GOAL — Copy out lines with the word "수출금액" from the material that follows.

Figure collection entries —

▬▬▬▬▬▬

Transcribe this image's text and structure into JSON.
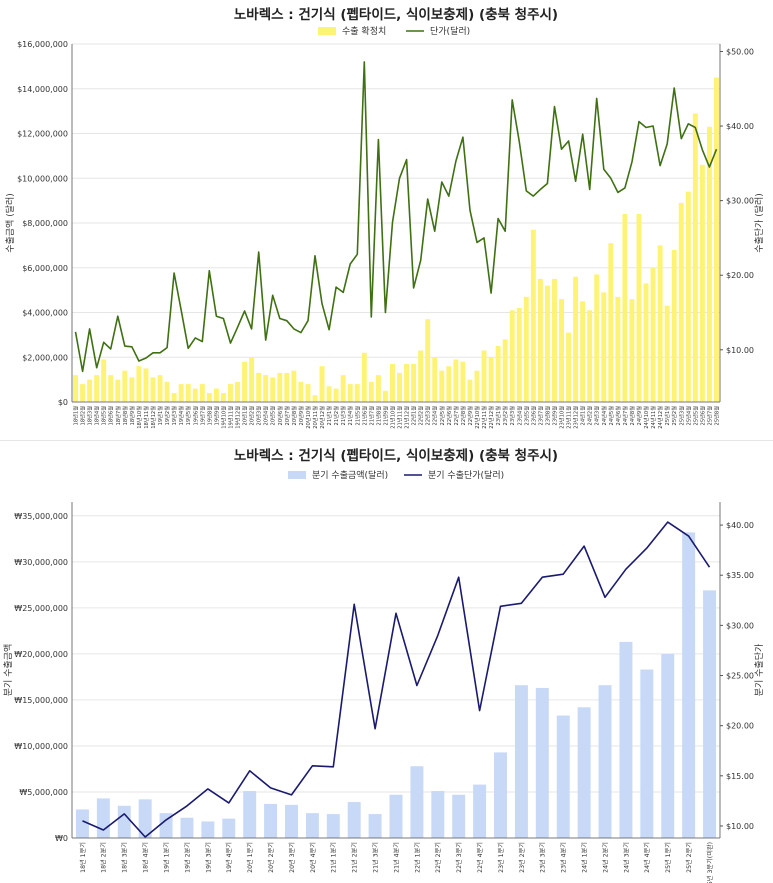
{
  "colors": {
    "monthly_bar": "#fef375",
    "monthly_line": "#3f7012",
    "quarterly_bar": "#c7d9f6",
    "quarterly_line": "#1a1a70",
    "grid": "#e6e6e6"
  },
  "chart_data": [
    {
      "type": "bar",
      "title": "노바렉스 : 건기식 (펩타이드, 식이보충제) (충북 청주시)",
      "legend": [
        "수출 확정치",
        "단가(달러)"
      ],
      "legend_position": "top-center",
      "grid": true,
      "ylabel": "수출금액 (달러)",
      "y2label": "수출단가 (달러)",
      "ylim": [
        0,
        16000000
      ],
      "y2lim": [
        3,
        51
      ],
      "y_ticks": [
        "$0",
        "$2,000,000",
        "$4,000,000",
        "$6,000,000",
        "$8,000,000",
        "$10,000,000",
        "$12,000,000",
        "$14,000,000",
        "$16,000,000"
      ],
      "y_tick_values": [
        0,
        2000000,
        4000000,
        6000000,
        8000000,
        10000000,
        12000000,
        14000000,
        16000000
      ],
      "y2_ticks": [
        "$10.00",
        "$20.00",
        "$30.00",
        "$40.00",
        "$50.00"
      ],
      "y2_tick_values": [
        10,
        20,
        30,
        40,
        50
      ],
      "categories": [
        "18년1월",
        "18년2월",
        "18년3월",
        "18년4월",
        "18년5월",
        "18년6월",
        "18년7월",
        "18년8월",
        "18년9월",
        "18년10월",
        "18년11월",
        "18년12월",
        "19년1월",
        "19년2월",
        "19년3월",
        "19년4월",
        "19년5월",
        "19년6월",
        "19년7월",
        "19년8월",
        "19년9월",
        "19년10월",
        "19년11월",
        "19년12월",
        "20년1월",
        "20년2월",
        "20년3월",
        "20년4월",
        "20년5월",
        "20년6월",
        "20년7월",
        "20년8월",
        "20년9월",
        "20년10월",
        "20년11월",
        "20년12월",
        "21년1월",
        "21년2월",
        "21년3월",
        "21년4월",
        "21년5월",
        "21년6월",
        "21년7월",
        "21년8월",
        "21년9월",
        "21년10월",
        "21년11월",
        "21년12월",
        "22년1월",
        "22년2월",
        "22년3월",
        "22년4월",
        "22년5월",
        "22년6월",
        "22년7월",
        "22년8월",
        "22년9월",
        "22년10월",
        "22년11월",
        "22년12월",
        "23년1월",
        "23년2월",
        "23년3월",
        "23년4월",
        "23년5월",
        "23년6월",
        "23년7월",
        "23년8월",
        "23년9월",
        "23년10월",
        "23년11월",
        "23년12월",
        "24년1월",
        "24년2월",
        "24년3월",
        "24년4월",
        "24년5월",
        "24년6월",
        "24년7월",
        "24년8월",
        "24년9월",
        "24년10월",
        "24년11월",
        "24년12월",
        "25년1월",
        "25년2월",
        "25년3월",
        "25년4월",
        "25년5월",
        "25년6월",
        "25년7월",
        "25년8월"
      ],
      "series": [
        {
          "name": "수출 확정치",
          "type": "bar",
          "values": [
            1200000,
            800000,
            1000000,
            1200000,
            1900000,
            1200000,
            1000000,
            1400000,
            1100000,
            1600000,
            1500000,
            1100000,
            1200000,
            900000,
            400000,
            800000,
            800000,
            600000,
            800000,
            400000,
            600000,
            400000,
            800000,
            900000,
            1800000,
            2000000,
            1300000,
            1200000,
            1100000,
            1300000,
            1300000,
            1400000,
            900000,
            800000,
            300000,
            1600000,
            700000,
            600000,
            1200000,
            800000,
            800000,
            2200000,
            900000,
            1200000,
            500000,
            1700000,
            1300000,
            1700000,
            1700000,
            2300000,
            3700000,
            2000000,
            1400000,
            1600000,
            1900000,
            1800000,
            1000000,
            1400000,
            2300000,
            2000000,
            2500000,
            2800000,
            4100000,
            4200000,
            4700000,
            7700000,
            5500000,
            5200000,
            5500000,
            4600000,
            3100000,
            5600000,
            4500000,
            4100000,
            5700000,
            4900000,
            7100000,
            4700000,
            8400000,
            4600000,
            8400000,
            5300000,
            6000000,
            7000000,
            4300000,
            6800000,
            8900000,
            9400000,
            12900000,
            10600000,
            12300000,
            14500000
          ]
        },
        {
          "name": "단가(달러)",
          "type": "line",
          "axis": "right",
          "values": [
            12.4,
            7.1,
            12.8,
            7.6,
            11.0,
            10.1,
            14.5,
            10.5,
            10.4,
            8.5,
            8.9,
            9.6,
            9.6,
            10.3,
            20.3,
            15.3,
            10.2,
            11.6,
            11.1,
            20.6,
            14.5,
            14.2,
            10.9,
            13.0,
            15.2,
            12.8,
            23.1,
            11.3,
            17.3,
            14.2,
            13.9,
            12.8,
            12.3,
            13.9,
            22.6,
            16.2,
            12.7,
            18.4,
            17.7,
            21.5,
            22.8,
            48.6,
            14.4,
            38.2,
            15.0,
            27.1,
            33.0,
            35.5,
            18.3,
            22.0,
            30.2,
            25.9,
            32.5,
            30.6,
            35.3,
            38.5,
            28.7,
            24.4,
            25.0,
            17.6,
            27.6,
            25.9,
            43.5,
            37.9,
            31.3,
            30.6,
            31.5,
            32.3,
            42.6,
            36.9,
            38.0,
            32.6,
            38.9,
            31.5,
            43.7,
            34.2,
            33.0,
            31.1,
            31.7,
            35.2,
            40.6,
            39.8,
            40.0,
            34.7,
            37.6,
            45.1,
            38.3,
            40.3,
            39.8,
            36.8,
            34.5,
            36.9
          ]
        }
      ]
    },
    {
      "type": "bar",
      "title": "노바렉스 : 건기식 (펩타이드, 식이보충제) (충북 청주시)",
      "legend": [
        "분기 수출금액(달러)",
        "분기 수출단가(달러)"
      ],
      "legend_position": "top-center",
      "grid": true,
      "ylabel": "분기 수출금액",
      "y2label": "분기 수출단가",
      "ylim": [
        0,
        36500000
      ],
      "y2lim": [
        8.8,
        42.3
      ],
      "y_ticks": [
        "₩0",
        "₩5,000,000",
        "₩10,000,000",
        "₩15,000,000",
        "₩20,000,000",
        "₩25,000,000",
        "₩30,000,000",
        "₩35,000,000"
      ],
      "y_tick_values": [
        0,
        5000000,
        10000000,
        15000000,
        20000000,
        25000000,
        30000000,
        35000000
      ],
      "y2_ticks": [
        "$10.00",
        "$15.00",
        "$20.00",
        "$25.00",
        "$30.00",
        "$35.00",
        "$40.00"
      ],
      "y2_tick_values": [
        10,
        15,
        20,
        25,
        30,
        35,
        40
      ],
      "categories": [
        "18년 1분기",
        "18년 2분기",
        "18년 3분기",
        "18년 4분기",
        "19년 1분기",
        "19년 2분기",
        "19년 3분기",
        "19년 4분기",
        "20년 1분기",
        "20년 2분기",
        "20년 3분기",
        "20년 4분기",
        "21년 1분기",
        "21년 2분기",
        "21년 3분기",
        "21년 4분기",
        "22년 1분기",
        "22년 2분기",
        "22년 3분기",
        "22년 4분기",
        "23년 1분기",
        "23년 2분기",
        "23년 3분기",
        "23년 4분기",
        "24년 1분기",
        "24년 2분기",
        "24년 3분기",
        "24년 4분기",
        "25년 1분기",
        "25년 2분기",
        "25년 3분기(미완)"
      ],
      "series": [
        {
          "name": "분기 수출금액(달러)",
          "type": "bar",
          "values": [
            3100000,
            4300000,
            3500000,
            4200000,
            2700000,
            2200000,
            1800000,
            2100000,
            5100000,
            3700000,
            3600000,
            2700000,
            2600000,
            3900000,
            2600000,
            4700000,
            7800000,
            5100000,
            4700000,
            5800000,
            9300000,
            16600000,
            16300000,
            13300000,
            14200000,
            16600000,
            21300000,
            18300000,
            20000000,
            33200000,
            26900000
          ]
        },
        {
          "name": "분기 수출단가(달러)",
          "type": "line",
          "axis": "right",
          "values": [
            10.5,
            9.6,
            11.2,
            8.9,
            10.6,
            12.0,
            13.7,
            12.3,
            15.5,
            13.8,
            13.1,
            16.0,
            15.9,
            32.1,
            19.7,
            31.2,
            24.0,
            29.0,
            34.8,
            21.5,
            31.9,
            32.2,
            34.8,
            35.1,
            37.9,
            32.8,
            35.6,
            37.7,
            40.3,
            38.9,
            35.8
          ]
        }
      ]
    }
  ]
}
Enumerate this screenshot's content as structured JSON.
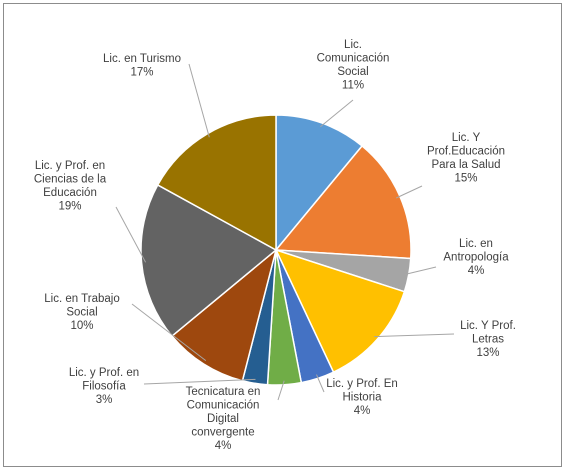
{
  "chart_data": {
    "type": "pie",
    "title": "",
    "legend": "none",
    "start_angle_deg": 0,
    "direction": "clockwise",
    "slices": [
      {
        "label": [
          "Lic.",
          "Comunicación",
          "Social"
        ],
        "value": 11,
        "percent_label": "11%",
        "color": "#5b9bd5"
      },
      {
        "label": [
          "Lic. Y",
          "Prof.Educación",
          "Para la Salud"
        ],
        "value": 15,
        "percent_label": "15%",
        "color": "#ed7d31"
      },
      {
        "label": [
          "Lic. en",
          "Antropología"
        ],
        "value": 4,
        "percent_label": "4%",
        "color": "#a5a5a5"
      },
      {
        "label": [
          "Lic. Y Prof.",
          "Letras"
        ],
        "value": 13,
        "percent_label": "13%",
        "color": "#ffc000"
      },
      {
        "label": [
          "Lic. y Prof. En",
          "Historia"
        ],
        "value": 4,
        "percent_label": "4%",
        "color": "#4472c4"
      },
      {
        "label": [
          "Tecnicatura en",
          "Comunicación",
          "Digital",
          "convergente"
        ],
        "value": 4,
        "percent_label": "4%",
        "color": "#70ad47"
      },
      {
        "label": [
          "Lic. y Prof. en",
          "Filosofía"
        ],
        "value": 3,
        "percent_label": "3%",
        "color": "#255e91"
      },
      {
        "label": [
          "Lic. en Trabajo",
          "Social"
        ],
        "value": 10,
        "percent_label": "10%",
        "color": "#9e480e"
      },
      {
        "label": [
          "Lic. y Prof. en",
          "Ciencias de la",
          "Educación"
        ],
        "value": 19,
        "percent_label": "19%",
        "color": "#636363"
      },
      {
        "label": [
          "Lic. en Turismo"
        ],
        "value": 17,
        "percent_label": "17%",
        "color": "#997300"
      }
    ]
  }
}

▬▬▬▬▬▬

ANSWER TO THIS TASK —
      "ylabel": "수출금액 (달러)",
        "분기 수출금액(달러)",
      "ylabel": "분기 수출금액",
          "name": "분기 수출금액(달러)",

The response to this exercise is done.